# Texto de origen
........
Qué cosa rara es el hombre, ¿no?: “nacer”, no puede; “vivir”, no sabe; “morir”, no quiere…
No es que no te atreves porque las cosas sean difíciles, sino porque no te atreves se hacen difíciles.
Séneca
La vida propia y los deseos ajenos
“No busques aprobación de los demás, porque terminarás desaprobándote…”.
La tarea de decidir puede resultar más o menos sencilla cuando se trata de escoger entre uno u otro objeto material, o cuando se puede recurrir a las matemáticas para repartir en forma equitativa.
Fijate algo: cuando vas a un restaurante, te sentás y no importa quién se encuentra a tu lado; vos elegís lo que querés comer sin ninguna objeción de tu parte, es decir, no te condicionás en esa decisión. Es que no comprometés el afecto del otro al decidir tu comida. Pero esa misma persona, quizá sentada con sus padres en ese lugar, cuando tiene que decidir la carrera a seguir en la facultad, proyecta en esa elección los deseos de sus padres. Es entonces cuando deja a un lado sus propios deseos buscando la aprobación de los otros y no la propia estima.
Luego, cuando es profesional, seguramente sus decisiones como tal serán acertadas porque estudió para eso.
Ciertamente, habrás conocido en tu vida a muchas personas que son supereficaces en su trabajo y que su vida personal es un desastre. En lo personal, no hay libro ni profesor ni cátedra alguna en los que apoyarse; al elegir las cosas de tu vida, fuiste apartidando tus propios deseos, con lo cual has ido mancillando tu propia estima, te has ido separando de vos mismo para convertirte en un interpretador fiel del deseo ajeno.
En realidad, vamos por la vida separándonos curiosamente de nosotros mismos para lograr acercarnos a los demás. Somos los verdaderos artífices de nuestro fracaso como individuos. Cuántas veces hemos visto personas que, al elegir su pareja, necesitan rápidamente presentársela a sus parientes, amigos o allegados. La mayoría de las veces, no hacen esta presentación por el orgullo de su nueva compañía, sino por el contrario, lo hacen para buscar que los otros aprueben su nueva pareja, observando detenidamente cada gesto, cada señal de aprobación o no, hacia la persona presentada.
........
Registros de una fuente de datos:
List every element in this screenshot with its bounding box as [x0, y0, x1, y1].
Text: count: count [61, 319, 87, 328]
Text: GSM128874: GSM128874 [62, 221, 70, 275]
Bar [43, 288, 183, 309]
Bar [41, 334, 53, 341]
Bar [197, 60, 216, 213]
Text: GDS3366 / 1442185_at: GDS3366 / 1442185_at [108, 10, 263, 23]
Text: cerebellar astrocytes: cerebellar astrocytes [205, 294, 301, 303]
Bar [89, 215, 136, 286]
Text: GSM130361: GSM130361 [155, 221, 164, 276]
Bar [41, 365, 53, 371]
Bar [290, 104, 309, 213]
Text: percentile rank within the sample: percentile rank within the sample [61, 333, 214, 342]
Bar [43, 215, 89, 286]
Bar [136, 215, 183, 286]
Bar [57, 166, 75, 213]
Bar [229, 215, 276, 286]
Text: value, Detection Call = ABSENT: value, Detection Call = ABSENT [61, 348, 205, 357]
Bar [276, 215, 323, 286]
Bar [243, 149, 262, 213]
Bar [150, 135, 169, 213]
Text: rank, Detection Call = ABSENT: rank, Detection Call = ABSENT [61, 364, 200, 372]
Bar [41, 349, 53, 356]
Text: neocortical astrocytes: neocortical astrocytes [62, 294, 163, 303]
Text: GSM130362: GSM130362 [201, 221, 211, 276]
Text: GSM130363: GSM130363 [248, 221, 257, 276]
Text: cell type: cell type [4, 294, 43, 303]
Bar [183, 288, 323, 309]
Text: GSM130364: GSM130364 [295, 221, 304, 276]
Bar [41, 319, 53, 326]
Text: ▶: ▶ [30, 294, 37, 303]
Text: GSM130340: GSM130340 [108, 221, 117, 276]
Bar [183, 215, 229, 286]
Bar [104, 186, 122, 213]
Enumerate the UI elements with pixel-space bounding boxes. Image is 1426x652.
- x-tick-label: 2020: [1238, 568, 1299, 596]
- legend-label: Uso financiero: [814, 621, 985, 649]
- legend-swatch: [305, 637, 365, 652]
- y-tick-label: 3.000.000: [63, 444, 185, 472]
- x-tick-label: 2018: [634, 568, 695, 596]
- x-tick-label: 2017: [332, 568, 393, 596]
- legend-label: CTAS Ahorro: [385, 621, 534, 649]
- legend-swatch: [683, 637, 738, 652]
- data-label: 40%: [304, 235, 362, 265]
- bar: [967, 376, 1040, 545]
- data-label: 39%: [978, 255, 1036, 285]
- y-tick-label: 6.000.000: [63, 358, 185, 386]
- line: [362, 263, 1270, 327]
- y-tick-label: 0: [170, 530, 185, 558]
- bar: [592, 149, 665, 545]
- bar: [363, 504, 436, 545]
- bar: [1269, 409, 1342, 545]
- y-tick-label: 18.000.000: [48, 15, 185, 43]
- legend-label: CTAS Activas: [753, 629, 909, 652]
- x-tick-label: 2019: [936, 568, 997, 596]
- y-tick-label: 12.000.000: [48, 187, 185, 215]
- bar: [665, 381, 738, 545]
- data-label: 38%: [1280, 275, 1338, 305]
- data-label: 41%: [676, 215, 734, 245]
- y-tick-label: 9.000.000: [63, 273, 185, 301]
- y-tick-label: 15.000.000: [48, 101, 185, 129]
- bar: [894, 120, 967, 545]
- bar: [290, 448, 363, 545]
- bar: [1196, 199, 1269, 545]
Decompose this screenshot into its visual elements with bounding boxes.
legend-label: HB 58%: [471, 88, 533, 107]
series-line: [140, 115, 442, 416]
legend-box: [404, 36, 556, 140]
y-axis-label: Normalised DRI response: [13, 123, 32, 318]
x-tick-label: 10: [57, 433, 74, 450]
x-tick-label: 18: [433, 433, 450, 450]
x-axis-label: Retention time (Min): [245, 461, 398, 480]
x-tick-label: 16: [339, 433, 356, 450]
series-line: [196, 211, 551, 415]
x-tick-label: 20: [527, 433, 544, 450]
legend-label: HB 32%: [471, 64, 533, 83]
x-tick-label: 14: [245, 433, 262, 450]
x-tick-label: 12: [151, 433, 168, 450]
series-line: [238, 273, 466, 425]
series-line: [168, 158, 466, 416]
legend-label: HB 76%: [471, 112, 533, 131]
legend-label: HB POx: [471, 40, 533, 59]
........
# Lista de actividades
A: Imprime sin ningún cambio el pasaje del texto sobre los deseos ajenos que va desde "La tarea de" hasta "estudió para eso.", ambos incluidos.
B: Según el texto sobre los deseos ajenos, ¿por qué una persona en un restaurante elige su comida sin condicionarse? Explícalo en una a tres oraciones.
C: Retoma el texto sobre los deseos ajenos y continúalo a partir de su última oración.

# Respuestas
A:
La tarea de decidir puede resultar más o menos sencilla cuando se trata de escoger entre uno u otro objeto material, o cuando se puede recurrir a las matemáticas para repartir en forma equitativa.
Fijate algo: cuando vas a un restaurante, te sentás y no importa quién se encuentra a tu lado; vos elegís lo que querés comer sin ninguna objeción de tu parte, es decir, no te condicionás en esa decisión. Es que no comprometés el afecto del otro al decidir tu comida. Pero esa misma persona, quizá sentada con sus padres en ese lugar, cuando tiene que decidir la carrera a seguir en la facultad, proyecta en esa elección los deseos de sus padres. Es entonces cuando deja a un lado sus propios deseos buscando la aprobación de los otros y no la propia estima.
Luego, cuando es profesional, seguramente sus decisiones como tal serán acertadas porque estudió para eso.

B: Al decidir su comida no compromete el afecto de quien está a su lado. Por eso elige lo que quiere comer sin ninguna objeción de su parte, sin importar quién se encuentre allí.

C:
Y así, luego, van corrigiendo la elección tantas veces como sea necesario, hasta lograr encontrar a alguien que le agrade a todo su entorno. Entonces, se miente creyendo estar enamorado de esa persona, sin darse cuenta de la verdad; luego, todos estarán contentos, menos el verdadero interesado.
Pues bien, en este camino erróneo que tomamos nos separamos de nosotros, de nuestra esencia, de nuestra verdad. Y eso se paga caro, porque somos nosotros los jueces que establecemos la sentencia por esos actos condenándonos definitivamente al malestar, a la insatisfacción, a la desdicha, al mal sexo, a la enfermedad. Sí, a la enfermedad que nuestra mente provoca en el cuerpo como revancha de la desdicha, a la enfermedad que nos imponemos en forma inconsciente como castigo.
En definitiva, nos condenamos al fracaso. Sí, no es una derrota, porque de la derrota se sale, se trata de un fracaso, y cuando fracasamos sentimos que no hay revancha. Y entonces nos quedamos ahí, porque además nos cuesta asumir tamaños errores y no queremos darnos cuenta; por eso nos condenamos al miedo, a la tristeza, a la insatisfacción, a la frustración. Es claro que el miedo por ser rechazado, por dejar de ser querido, llevado al extremo, puede inducirnos a vivir una vida llena de angustia e infelicidad, dejando a un lado los propios derechos.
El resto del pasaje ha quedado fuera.